Exercise requirements:
Pull out every line below holding the word "Ecosystem".

Data rows:
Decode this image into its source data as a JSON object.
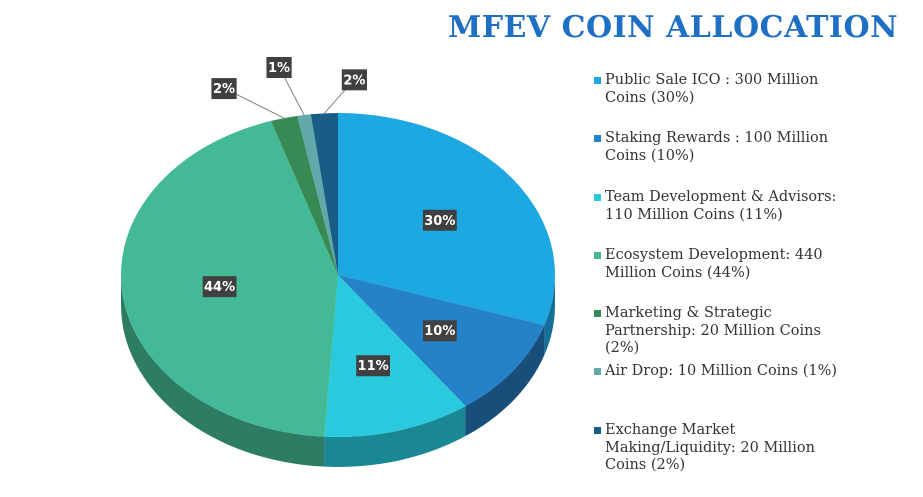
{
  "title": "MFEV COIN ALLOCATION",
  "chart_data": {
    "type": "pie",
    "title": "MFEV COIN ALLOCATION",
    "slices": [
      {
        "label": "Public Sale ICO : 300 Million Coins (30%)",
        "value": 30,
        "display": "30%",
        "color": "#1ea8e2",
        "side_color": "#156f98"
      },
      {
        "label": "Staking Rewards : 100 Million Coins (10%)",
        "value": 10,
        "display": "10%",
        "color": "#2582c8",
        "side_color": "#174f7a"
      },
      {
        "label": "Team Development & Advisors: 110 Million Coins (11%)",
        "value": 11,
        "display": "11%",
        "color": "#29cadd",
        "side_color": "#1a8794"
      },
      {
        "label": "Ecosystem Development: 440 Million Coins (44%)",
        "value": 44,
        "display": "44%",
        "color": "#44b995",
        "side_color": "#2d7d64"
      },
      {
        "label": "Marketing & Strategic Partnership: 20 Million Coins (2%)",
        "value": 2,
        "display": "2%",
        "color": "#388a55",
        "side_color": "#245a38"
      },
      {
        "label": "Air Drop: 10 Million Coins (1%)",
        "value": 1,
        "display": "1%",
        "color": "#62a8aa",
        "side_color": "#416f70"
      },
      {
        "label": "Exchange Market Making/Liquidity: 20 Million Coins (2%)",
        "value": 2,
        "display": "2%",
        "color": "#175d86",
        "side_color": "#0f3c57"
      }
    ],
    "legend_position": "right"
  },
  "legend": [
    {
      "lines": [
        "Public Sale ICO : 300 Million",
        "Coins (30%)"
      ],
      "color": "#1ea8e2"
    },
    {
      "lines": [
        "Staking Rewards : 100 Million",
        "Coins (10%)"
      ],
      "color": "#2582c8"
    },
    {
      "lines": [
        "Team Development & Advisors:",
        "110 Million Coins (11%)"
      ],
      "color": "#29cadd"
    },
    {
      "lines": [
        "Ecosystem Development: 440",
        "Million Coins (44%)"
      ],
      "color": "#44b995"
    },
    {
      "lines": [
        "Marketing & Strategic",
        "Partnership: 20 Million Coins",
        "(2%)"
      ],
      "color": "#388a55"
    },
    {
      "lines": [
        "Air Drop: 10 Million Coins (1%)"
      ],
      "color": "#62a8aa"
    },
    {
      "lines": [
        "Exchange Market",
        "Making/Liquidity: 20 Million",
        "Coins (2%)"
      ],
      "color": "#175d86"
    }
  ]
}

Response for this exercise:
        "label": "Ecosystem Development: 440 Million Coins (44%)",
        "Ecosystem Development: 440",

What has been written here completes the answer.